* BEGIN GIVEN DATA *

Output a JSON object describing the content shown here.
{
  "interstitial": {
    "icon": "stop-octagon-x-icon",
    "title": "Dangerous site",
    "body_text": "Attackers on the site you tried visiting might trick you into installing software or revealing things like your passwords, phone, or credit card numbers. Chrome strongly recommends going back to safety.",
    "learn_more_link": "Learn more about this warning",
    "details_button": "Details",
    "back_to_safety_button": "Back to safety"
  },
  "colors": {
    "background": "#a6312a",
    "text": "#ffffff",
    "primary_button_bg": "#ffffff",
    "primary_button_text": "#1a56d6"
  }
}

* END GIVEN DATA *

● **PROBLEM DETAILS**:
From the listing above, copy out each line where the word "safety" appears.

● **EXERCISE RESPONSE**:
    "body_text": "Attackers on the site you tried visiting might trick you into installing software or revealing things like your passwords, phone, or credit card numbers. Chrome strongly recommends going back to safety.",
    "back_to_safety_button": "Back to safety"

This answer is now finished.